• Directive:
Pick out every line in the data below that holds "page".

══════════

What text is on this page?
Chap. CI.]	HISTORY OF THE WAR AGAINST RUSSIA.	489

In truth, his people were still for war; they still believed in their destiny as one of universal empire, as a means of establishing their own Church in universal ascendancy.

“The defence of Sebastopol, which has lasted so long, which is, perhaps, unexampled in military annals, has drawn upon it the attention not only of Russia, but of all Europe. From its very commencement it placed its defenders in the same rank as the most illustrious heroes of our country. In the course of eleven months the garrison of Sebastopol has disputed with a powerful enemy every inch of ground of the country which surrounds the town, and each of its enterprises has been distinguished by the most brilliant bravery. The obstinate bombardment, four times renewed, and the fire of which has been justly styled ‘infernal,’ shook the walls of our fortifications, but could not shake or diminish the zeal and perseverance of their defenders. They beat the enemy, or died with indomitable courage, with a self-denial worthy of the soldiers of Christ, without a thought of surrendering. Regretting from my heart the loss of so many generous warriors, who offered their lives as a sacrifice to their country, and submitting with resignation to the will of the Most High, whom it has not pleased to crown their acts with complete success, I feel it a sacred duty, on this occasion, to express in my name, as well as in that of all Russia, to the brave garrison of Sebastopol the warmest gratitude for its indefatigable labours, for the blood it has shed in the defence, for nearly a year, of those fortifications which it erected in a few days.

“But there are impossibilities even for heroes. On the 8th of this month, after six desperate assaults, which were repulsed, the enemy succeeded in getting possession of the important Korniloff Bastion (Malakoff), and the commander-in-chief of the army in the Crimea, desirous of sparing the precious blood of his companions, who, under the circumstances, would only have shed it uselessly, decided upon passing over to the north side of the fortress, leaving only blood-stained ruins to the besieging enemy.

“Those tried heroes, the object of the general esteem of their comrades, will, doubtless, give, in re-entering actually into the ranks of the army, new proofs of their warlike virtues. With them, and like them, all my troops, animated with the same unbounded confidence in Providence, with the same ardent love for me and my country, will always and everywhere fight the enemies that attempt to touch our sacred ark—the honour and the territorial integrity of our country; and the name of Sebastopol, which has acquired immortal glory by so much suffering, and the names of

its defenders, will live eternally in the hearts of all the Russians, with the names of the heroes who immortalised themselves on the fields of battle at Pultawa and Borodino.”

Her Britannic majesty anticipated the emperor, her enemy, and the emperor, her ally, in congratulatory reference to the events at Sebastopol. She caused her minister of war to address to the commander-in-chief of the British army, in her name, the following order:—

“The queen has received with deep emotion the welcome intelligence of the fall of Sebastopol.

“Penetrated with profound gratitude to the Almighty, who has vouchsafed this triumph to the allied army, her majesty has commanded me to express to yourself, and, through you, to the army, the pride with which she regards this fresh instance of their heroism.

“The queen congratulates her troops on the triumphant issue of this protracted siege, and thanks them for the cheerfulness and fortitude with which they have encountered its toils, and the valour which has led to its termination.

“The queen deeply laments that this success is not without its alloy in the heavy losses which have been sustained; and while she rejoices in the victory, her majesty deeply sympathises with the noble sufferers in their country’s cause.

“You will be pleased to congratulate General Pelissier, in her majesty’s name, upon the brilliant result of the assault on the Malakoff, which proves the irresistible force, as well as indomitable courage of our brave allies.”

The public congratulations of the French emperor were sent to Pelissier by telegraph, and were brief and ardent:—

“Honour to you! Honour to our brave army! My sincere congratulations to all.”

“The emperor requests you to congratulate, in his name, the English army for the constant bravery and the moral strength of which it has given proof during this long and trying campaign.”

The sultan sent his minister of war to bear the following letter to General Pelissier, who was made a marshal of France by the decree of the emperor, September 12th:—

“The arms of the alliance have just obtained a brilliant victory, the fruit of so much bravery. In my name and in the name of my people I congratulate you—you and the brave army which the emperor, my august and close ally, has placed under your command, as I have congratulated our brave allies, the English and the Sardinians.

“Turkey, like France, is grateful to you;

══════════

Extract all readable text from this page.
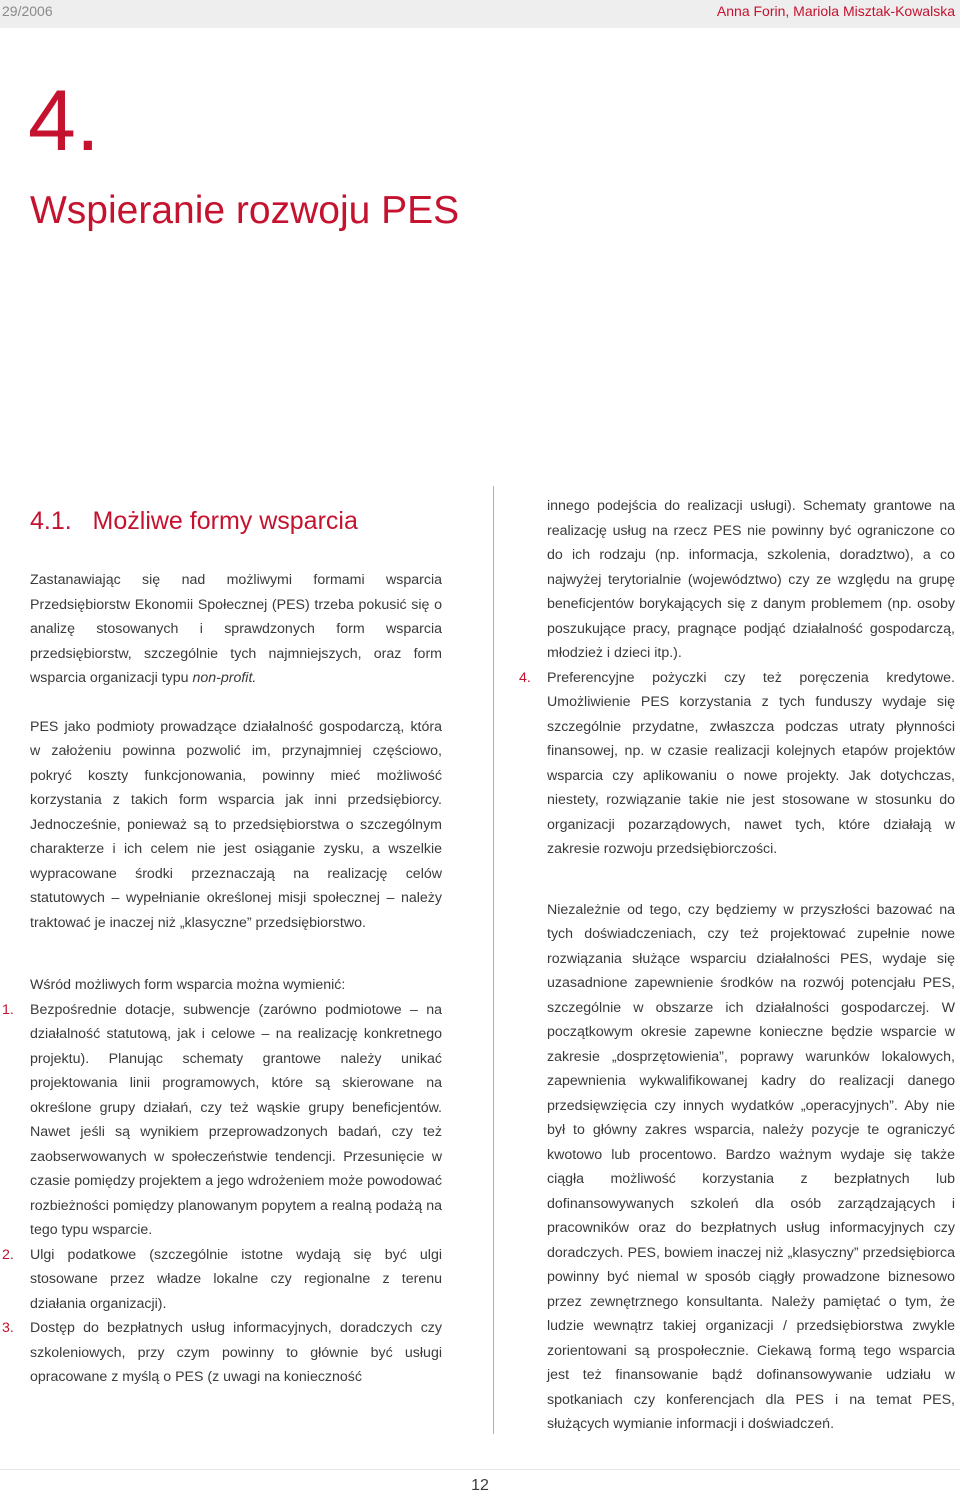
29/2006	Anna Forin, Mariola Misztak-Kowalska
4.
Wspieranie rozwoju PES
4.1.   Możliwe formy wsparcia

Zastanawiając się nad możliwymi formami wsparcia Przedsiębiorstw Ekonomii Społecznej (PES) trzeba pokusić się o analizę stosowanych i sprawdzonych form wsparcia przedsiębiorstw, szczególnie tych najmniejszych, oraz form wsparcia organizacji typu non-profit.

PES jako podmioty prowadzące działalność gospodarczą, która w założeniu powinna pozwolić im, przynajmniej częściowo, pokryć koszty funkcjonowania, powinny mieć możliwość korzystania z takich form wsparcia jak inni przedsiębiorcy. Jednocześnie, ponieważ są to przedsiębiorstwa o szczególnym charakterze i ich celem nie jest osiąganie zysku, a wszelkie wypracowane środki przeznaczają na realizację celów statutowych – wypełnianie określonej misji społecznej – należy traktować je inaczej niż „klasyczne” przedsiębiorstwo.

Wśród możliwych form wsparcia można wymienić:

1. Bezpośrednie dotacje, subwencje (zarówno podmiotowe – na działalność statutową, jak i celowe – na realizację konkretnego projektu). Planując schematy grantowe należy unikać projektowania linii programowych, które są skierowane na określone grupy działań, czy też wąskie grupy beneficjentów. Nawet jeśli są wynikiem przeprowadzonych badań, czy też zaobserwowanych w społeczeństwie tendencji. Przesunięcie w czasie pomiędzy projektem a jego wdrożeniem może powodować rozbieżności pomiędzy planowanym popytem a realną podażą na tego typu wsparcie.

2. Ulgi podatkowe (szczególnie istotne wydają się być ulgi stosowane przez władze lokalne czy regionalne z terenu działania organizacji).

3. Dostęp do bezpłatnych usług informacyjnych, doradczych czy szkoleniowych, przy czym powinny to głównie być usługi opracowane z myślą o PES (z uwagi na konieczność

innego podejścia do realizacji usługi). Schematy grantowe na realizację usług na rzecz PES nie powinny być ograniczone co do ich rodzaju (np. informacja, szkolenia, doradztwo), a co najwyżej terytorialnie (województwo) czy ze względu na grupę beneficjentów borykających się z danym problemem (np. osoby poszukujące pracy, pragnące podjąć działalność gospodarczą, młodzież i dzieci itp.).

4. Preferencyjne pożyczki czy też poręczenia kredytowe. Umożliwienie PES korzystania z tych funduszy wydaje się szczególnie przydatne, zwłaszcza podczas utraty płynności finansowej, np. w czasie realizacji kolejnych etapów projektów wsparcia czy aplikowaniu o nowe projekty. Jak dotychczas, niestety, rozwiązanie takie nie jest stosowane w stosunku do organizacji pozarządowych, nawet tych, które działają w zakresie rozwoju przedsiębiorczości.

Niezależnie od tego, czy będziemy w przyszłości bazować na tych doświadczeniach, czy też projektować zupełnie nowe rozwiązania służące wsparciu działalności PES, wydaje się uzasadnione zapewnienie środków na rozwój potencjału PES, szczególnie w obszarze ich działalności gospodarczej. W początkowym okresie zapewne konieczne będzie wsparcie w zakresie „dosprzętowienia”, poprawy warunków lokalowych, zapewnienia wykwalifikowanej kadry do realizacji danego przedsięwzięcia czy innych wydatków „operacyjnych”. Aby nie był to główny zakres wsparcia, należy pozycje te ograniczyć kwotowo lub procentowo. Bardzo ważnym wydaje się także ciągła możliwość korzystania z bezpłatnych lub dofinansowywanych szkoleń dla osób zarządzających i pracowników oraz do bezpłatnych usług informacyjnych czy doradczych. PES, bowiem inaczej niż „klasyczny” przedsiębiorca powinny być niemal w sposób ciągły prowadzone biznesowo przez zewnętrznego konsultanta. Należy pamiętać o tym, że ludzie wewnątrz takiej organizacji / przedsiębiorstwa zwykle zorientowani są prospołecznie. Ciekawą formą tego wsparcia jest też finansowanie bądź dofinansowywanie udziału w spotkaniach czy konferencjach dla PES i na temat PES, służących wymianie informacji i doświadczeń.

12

══════════

• Solved problem:
What text is on this page?
Extract all readable text from this page.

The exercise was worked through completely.